To do: Look below for the line with "Extract the structured", and from there restate every line word for word until the entries end.
-- START OF Provided data --
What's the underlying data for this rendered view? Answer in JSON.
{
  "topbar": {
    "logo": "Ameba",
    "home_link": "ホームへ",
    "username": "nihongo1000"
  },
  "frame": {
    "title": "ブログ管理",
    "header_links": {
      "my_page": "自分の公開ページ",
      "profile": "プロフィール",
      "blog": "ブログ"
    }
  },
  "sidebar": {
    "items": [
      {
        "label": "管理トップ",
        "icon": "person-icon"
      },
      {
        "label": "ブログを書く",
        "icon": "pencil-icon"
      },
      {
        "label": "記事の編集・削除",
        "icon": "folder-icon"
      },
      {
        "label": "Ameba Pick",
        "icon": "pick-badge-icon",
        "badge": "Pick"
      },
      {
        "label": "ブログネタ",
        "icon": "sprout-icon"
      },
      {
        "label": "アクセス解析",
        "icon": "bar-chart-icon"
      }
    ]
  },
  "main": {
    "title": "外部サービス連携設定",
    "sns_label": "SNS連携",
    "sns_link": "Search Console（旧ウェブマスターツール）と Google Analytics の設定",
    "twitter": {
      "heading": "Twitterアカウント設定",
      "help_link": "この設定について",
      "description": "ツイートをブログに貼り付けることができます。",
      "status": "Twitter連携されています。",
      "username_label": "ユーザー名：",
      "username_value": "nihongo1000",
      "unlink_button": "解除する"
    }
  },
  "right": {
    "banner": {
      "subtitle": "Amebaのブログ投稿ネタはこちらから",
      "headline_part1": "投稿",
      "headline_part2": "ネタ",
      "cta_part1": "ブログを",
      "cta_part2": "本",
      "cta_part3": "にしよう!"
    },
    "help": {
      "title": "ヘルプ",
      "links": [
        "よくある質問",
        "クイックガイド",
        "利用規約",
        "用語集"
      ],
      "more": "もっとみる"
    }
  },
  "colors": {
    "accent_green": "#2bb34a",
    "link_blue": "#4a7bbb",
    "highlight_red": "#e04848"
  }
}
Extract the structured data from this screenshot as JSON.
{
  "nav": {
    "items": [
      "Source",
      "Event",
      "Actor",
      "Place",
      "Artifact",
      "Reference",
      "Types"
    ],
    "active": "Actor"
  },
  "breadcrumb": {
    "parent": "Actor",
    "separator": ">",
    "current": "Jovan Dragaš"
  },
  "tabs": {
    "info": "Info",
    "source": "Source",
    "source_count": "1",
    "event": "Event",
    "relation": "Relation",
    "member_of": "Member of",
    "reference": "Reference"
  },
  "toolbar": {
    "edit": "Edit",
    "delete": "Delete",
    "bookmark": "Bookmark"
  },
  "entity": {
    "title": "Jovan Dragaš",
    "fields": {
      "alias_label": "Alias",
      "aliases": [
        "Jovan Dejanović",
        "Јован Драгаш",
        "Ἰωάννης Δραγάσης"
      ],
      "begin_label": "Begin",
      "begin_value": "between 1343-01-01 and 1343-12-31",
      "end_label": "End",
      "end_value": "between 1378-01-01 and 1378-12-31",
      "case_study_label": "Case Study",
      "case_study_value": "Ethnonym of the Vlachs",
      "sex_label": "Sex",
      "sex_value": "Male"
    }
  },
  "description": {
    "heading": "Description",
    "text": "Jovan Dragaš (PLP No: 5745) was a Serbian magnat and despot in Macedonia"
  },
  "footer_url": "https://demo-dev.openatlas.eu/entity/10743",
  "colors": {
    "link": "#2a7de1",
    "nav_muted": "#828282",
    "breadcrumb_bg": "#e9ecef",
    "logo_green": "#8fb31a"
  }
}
-- END OF Provided data --
Solution for this problem:
Extract the structured data from this screenshot as JSON.
{
  "nav": {
    "items": [
      "Source",
      "Event",
      "Actor",
      "Place",
      "Artifact",
      "Reference",
      "Types"
    ],
    "active": "Actor"
  },
  "breadcrumb": {
    "parent": "Actor",
    "separator": ">",
    "current": "Jovan Dragaš"
  },
  "tabs": {
    "info": "Info",
    "source": "Source",
    "source_count": "1",
    "event": "Event",
    "relation": "Relation",
    "member_of": "Member of",
    "reference": "Reference"
  },
  "toolbar": {
    "edit": "Edit",
    "delete": "Delete",
    "bookmark": "Bookmark"
  },
  "entity": {
    "title": "Jovan Dragaš",
    "fields": {
      "alias_label": "Alias",
      "aliases": [
        "Jovan Dejanović",
        "Јован Драгаш",
        "Ἰωάννης Δραγάσης"
      ],
      "begin_label": "Begin",
      "begin_value": "between 1343-01-01 and 1343-12-31",
      "end_label": "End",
      "end_value": "between 1378-01-01 and 1378-12-31",
      "case_study_label": "Case Study",
      "case_study_value": "Ethnonym of the Vlachs",
      "sex_label": "Sex",
      "sex_value": "Male"
    }
  },
  "description": {
    "heading": "Description",
    "text": "Jovan Dragaš (PLP No: 5745) was a Serbian magnat and despot in Macedonia"
  },
  "footer_url": "https://demo-dev.openatlas.eu/entity/10743",
  "colors": {
    "link": "#2a7de1",
    "nav_muted": "#828282",
    "breadcrumb_bg": "#e9ecef",
    "logo_green": "#8fb31a"
  }
}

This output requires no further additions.